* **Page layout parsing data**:
┄┄┄┄┄┄┄┄┄┄

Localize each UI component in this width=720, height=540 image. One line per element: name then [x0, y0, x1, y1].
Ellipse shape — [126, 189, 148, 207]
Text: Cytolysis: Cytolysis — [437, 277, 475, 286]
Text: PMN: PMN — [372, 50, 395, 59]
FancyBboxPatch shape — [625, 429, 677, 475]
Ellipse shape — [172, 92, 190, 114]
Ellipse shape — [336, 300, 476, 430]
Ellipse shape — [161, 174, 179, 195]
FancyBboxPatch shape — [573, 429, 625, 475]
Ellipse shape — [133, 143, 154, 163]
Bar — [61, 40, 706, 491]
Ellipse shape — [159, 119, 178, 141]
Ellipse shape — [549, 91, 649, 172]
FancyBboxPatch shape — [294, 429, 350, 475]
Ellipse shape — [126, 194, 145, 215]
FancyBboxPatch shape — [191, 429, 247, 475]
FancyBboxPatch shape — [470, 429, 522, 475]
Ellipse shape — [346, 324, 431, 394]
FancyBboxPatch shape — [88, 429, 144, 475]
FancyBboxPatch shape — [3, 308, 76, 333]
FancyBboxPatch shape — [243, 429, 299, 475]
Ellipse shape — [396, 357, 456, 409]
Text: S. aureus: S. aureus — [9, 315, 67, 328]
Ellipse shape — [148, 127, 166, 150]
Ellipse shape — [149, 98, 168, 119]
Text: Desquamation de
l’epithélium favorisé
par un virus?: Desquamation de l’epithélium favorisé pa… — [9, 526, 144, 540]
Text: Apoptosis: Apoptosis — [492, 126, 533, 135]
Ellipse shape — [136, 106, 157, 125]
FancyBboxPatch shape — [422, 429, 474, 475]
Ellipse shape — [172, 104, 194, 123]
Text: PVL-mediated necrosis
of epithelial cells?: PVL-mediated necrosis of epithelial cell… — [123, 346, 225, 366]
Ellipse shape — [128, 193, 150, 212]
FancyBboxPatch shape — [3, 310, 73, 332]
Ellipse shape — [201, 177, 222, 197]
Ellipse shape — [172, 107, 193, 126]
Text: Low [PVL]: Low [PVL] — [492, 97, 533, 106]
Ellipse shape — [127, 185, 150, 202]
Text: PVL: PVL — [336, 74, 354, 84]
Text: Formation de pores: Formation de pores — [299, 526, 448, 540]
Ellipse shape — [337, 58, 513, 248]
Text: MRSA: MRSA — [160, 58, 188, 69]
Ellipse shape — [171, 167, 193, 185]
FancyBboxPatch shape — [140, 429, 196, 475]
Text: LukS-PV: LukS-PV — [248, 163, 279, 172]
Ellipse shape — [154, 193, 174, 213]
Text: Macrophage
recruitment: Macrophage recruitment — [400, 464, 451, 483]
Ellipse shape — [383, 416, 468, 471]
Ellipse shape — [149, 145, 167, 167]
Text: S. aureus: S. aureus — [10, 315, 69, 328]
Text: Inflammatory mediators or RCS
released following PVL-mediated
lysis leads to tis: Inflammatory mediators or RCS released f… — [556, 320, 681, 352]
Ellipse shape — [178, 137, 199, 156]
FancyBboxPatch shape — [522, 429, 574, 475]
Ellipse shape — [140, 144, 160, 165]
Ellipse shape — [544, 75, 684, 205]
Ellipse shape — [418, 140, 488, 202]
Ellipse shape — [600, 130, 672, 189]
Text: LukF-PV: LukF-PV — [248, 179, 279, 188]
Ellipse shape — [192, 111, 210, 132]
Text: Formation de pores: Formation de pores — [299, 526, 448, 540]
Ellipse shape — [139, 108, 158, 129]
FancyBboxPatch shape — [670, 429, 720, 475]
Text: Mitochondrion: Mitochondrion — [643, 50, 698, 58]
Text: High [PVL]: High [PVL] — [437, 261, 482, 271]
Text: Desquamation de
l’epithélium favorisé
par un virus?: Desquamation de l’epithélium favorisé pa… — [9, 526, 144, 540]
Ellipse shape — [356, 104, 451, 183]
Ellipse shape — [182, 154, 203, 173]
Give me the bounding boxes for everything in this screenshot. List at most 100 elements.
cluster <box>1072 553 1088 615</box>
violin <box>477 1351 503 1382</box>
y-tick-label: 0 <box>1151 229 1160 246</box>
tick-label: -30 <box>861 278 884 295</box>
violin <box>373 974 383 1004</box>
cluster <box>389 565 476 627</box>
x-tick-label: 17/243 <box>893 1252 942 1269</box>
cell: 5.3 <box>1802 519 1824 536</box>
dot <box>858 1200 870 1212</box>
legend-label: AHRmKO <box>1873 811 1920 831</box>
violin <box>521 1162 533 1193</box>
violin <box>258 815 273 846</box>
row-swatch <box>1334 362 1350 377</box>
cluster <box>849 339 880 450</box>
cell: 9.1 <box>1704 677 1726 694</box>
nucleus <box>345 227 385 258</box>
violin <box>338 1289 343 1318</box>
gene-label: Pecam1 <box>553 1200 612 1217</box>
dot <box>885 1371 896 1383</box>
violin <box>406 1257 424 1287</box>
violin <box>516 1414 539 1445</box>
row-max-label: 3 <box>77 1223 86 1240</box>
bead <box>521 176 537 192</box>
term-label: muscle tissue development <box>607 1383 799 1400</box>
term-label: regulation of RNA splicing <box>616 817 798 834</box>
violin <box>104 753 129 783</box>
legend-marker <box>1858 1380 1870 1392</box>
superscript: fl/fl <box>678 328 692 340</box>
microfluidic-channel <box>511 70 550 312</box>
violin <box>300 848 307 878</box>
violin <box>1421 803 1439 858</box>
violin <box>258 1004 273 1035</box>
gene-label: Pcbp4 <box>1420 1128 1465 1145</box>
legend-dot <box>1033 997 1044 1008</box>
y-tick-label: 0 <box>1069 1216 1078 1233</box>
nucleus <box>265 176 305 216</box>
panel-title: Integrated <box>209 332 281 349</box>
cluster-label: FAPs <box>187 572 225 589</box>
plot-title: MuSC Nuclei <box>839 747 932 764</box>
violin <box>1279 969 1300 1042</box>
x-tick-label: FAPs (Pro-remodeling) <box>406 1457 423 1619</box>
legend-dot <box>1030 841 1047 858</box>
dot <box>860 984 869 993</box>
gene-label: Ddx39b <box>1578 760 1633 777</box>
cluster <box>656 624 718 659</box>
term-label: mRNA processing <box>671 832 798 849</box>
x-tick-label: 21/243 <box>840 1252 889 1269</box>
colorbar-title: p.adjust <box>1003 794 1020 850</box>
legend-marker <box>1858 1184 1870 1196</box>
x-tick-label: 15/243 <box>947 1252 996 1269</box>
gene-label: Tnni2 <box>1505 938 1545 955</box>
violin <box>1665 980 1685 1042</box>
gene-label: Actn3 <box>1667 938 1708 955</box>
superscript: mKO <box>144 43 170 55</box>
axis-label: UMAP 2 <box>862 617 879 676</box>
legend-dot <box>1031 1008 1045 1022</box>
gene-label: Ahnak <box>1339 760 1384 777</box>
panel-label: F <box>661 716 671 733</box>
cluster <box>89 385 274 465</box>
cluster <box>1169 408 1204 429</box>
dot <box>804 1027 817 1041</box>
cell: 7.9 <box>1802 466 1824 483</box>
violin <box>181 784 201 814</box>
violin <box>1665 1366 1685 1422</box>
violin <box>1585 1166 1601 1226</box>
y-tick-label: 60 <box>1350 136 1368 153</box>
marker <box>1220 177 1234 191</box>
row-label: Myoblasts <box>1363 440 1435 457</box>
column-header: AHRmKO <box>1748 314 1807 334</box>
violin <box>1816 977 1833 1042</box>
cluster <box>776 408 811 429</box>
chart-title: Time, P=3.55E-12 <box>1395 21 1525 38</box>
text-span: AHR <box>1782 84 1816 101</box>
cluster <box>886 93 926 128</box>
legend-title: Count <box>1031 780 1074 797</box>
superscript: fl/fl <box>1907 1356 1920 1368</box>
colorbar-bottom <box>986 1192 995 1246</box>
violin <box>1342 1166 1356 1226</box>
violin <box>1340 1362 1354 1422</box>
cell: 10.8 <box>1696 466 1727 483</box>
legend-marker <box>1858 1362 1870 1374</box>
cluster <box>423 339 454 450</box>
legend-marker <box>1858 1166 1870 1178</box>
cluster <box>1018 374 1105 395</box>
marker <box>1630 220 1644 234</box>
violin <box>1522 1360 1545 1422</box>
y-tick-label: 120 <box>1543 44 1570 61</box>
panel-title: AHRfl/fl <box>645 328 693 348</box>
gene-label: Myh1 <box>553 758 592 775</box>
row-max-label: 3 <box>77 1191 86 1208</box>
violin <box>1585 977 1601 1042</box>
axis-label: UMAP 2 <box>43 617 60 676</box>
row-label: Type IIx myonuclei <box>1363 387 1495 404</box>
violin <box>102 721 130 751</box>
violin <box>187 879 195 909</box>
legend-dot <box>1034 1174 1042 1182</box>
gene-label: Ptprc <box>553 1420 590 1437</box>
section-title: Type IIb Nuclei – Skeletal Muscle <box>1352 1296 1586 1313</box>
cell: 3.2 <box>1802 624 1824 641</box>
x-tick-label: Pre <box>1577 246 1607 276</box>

┄┄┄┄┄┄┄┄┄┄

* **Task to complete**:
Before answering, count every line of the data that holds the word "necrosis"; the reply is that number only.

* **Response to the task**:
2